Aim
Reproduce the data that follows in its entirety, character for character.

--- Exercise materials ---

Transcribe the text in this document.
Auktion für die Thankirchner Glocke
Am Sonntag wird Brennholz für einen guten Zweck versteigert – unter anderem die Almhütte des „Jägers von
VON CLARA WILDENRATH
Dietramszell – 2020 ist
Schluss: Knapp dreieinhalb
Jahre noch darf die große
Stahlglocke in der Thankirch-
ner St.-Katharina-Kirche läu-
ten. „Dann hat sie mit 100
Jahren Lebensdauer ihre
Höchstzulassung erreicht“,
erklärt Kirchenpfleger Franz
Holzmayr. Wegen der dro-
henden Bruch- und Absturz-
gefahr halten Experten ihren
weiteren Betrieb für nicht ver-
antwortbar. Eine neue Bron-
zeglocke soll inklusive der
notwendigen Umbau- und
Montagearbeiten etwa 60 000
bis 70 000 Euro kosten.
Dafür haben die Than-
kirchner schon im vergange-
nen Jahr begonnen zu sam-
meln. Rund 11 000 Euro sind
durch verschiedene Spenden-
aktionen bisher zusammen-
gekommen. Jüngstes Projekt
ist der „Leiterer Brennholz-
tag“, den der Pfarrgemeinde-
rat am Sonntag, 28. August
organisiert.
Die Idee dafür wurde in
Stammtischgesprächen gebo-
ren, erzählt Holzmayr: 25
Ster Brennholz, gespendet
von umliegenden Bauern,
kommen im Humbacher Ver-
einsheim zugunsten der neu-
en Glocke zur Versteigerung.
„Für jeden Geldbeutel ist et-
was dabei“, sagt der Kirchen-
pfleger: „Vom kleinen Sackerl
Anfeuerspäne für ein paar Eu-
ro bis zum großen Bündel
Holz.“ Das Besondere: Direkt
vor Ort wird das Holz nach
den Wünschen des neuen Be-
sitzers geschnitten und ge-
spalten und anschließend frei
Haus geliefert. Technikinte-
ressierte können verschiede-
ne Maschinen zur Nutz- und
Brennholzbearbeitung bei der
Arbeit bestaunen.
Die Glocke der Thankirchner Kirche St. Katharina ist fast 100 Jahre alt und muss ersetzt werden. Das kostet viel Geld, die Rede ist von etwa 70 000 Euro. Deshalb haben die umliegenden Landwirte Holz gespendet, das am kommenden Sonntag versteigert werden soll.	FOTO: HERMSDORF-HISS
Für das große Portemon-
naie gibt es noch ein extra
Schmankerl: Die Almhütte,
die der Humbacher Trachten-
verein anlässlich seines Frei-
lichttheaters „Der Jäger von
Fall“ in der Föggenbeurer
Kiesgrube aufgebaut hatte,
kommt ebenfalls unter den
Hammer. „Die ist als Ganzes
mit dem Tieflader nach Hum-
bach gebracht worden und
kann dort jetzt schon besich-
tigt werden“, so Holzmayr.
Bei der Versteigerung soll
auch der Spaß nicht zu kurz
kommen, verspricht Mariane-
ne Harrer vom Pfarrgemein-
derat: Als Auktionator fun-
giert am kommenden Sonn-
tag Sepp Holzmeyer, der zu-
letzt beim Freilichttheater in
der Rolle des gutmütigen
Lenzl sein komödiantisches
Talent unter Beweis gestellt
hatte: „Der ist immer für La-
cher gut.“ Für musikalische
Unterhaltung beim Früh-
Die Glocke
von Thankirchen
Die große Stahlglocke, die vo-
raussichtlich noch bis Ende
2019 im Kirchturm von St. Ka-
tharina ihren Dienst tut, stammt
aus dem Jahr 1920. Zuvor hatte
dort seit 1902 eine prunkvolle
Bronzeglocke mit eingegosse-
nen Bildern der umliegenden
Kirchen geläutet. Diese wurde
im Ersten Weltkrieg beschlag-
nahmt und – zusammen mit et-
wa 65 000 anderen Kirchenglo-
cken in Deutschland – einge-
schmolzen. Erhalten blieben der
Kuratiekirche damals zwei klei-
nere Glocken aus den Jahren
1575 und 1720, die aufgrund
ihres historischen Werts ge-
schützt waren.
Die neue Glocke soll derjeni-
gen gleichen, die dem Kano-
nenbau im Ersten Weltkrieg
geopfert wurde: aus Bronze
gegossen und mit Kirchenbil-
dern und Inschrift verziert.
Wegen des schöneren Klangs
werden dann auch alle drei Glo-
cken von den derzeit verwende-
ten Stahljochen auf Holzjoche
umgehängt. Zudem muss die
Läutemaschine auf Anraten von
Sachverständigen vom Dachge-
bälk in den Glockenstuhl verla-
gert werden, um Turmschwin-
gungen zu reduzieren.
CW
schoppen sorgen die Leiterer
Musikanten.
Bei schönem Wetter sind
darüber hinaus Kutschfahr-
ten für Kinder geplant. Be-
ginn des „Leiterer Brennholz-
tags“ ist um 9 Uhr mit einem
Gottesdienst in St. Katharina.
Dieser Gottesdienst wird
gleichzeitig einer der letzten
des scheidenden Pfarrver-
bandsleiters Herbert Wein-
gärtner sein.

---

Reply
Transcribe the text in this document.
Auktion für die Thankirchner Glocke
Am Sonntag wird Brennholz für einen guten Zweck versteigert – unter anderem die Almhütte des „Jägers von
VON CLARA WILDENRATH
Dietramszell – 2020 ist
Schluss: Knapp dreieinhalb
Jahre noch darf die große
Stahlglocke in der Thankirch-
ner St.-Katharina-Kirche läu-
ten. „Dann hat sie mit 100
Jahren Lebensdauer ihre
Höchstzulassung erreicht“,
erklärt Kirchenpfleger Franz
Holzmayr. Wegen der dro-
henden Bruch- und Absturz-
gefahr halten Experten ihren
weiteren Betrieb für nicht ver-
antwortbar. Eine neue Bron-
zeglocke soll inklusive der
notwendigen Umbau- und
Montagearbeiten etwa 60 000
bis 70 000 Euro kosten.
Dafür haben die Than-
kirchner schon im vergange-
nen Jahr begonnen zu sam-
meln. Rund 11 000 Euro sind
durch verschiedene Spenden-
aktionen bisher zusammen-
gekommen. Jüngstes Projekt
ist der „Leiterer Brennholz-
tag“, den der Pfarrgemeinde-
rat am Sonntag, 28. August
organisiert.
Die Idee dafür wurde in
Stammtischgesprächen gebo-
ren, erzählt Holzmayr: 25
Ster Brennholz, gespendet
von umliegenden Bauern,
kommen im Humbacher Ver-
einsheim zugunsten der neu-
en Glocke zur Versteigerung.
„Für jeden Geldbeutel ist et-
was dabei“, sagt der Kirchen-
pfleger: „Vom kleinen Sackerl
Anfeuerspäne für ein paar Eu-
ro bis zum großen Bündel
Holz.“ Das Besondere: Direkt
vor Ort wird das Holz nach
den Wünschen des neuen Be-
sitzers geschnitten und ge-
spalten und anschließend frei
Haus geliefert. Technikinte-
ressierte können verschiede-
ne Maschinen zur Nutz- und
Brennholzbearbeitung bei der
Arbeit bestaunen.
Die Glocke der Thankirchner Kirche St. Katharina ist fast 100 Jahre alt und muss ersetzt werden. Das kostet viel Geld, die Rede ist von etwa 70 000 Euro. Deshalb haben die umliegenden Landwirte Holz gespendet, das am kommenden Sonntag versteigert werden soll.	FOTO: HERMSDORF-HISS
Für das große Portemon-
naie gibt es noch ein extra
Schmankerl: Die Almhütte,
die der Humbacher Trachten-
verein anlässlich seines Frei-
lichttheaters „Der Jäger von
Fall“ in der Föggenbeurer
Kiesgrube aufgebaut hatte,
kommt ebenfalls unter den
Hammer. „Die ist als Ganzes
mit dem Tieflader nach Hum-
bach gebracht worden und
kann dort jetzt schon besich-
tigt werden“, so Holzmayr.
Bei der Versteigerung soll
auch der Spaß nicht zu kurz
kommen, verspricht Mariane-
ne Harrer vom Pfarrgemein-
derat: Als Auktionator fun-
giert am kommenden Sonn-
tag Sepp Holzmeyer, der zu-
letzt beim Freilichttheater in
der Rolle des gutmütigen
Lenzl sein komödiantisches
Talent unter Beweis gestellt
hatte: „Der ist immer für La-
cher gut.“ Für musikalische
Unterhaltung beim Früh-
Die Glocke
von Thankirchen
Die große Stahlglocke, die vo-
raussichtlich noch bis Ende
2019 im Kirchturm von St. Ka-
tharina ihren Dienst tut, stammt
aus dem Jahr 1920. Zuvor hatte
dort seit 1902 eine prunkvolle
Bronzeglocke mit eingegosse-
nen Bildern der umliegenden
Kirchen geläutet. Diese wurde
im Ersten Weltkrieg beschlag-
nahmt und – zusammen mit et-
wa 65 000 anderen Kirchenglo-
cken in Deutschland – einge-
schmolzen. Erhalten blieben der
Kuratiekirche damals zwei klei-
nere Glocken aus den Jahren
1575 und 1720, die aufgrund
ihres historischen Werts ge-
schützt waren.
Die neue Glocke soll derjeni-
gen gleichen, die dem Kano-
nenbau im Ersten Weltkrieg
geopfert wurde: aus Bronze
gegossen und mit Kirchenbil-
dern und Inschrift verziert.
Wegen des schöneren Klangs
werden dann auch alle drei Glo-
cken von den derzeit verwende-
ten Stahljochen auf Holzjoche
umgehängt. Zudem muss die
Läutemaschine auf Anraten von
Sachverständigen vom Dachge-
bälk in den Glockenstuhl verla-
gert werden, um Turmschwin-
gungen zu reduzieren.
CW
schoppen sorgen die Leiterer
Musikanten.
Bei schönem Wetter sind
darüber hinaus Kutschfahr-
ten für Kinder geplant. Be-
ginn des „Leiterer Brennholz-
tags“ ist um 9 Uhr mit einem
Gottesdienst in St. Katharina.
Dieser Gottesdienst wird
gleichzeitig einer der letzten
des scheidenden Pfarrver-
bandsleiters Herbert Wein-
gärtner sein.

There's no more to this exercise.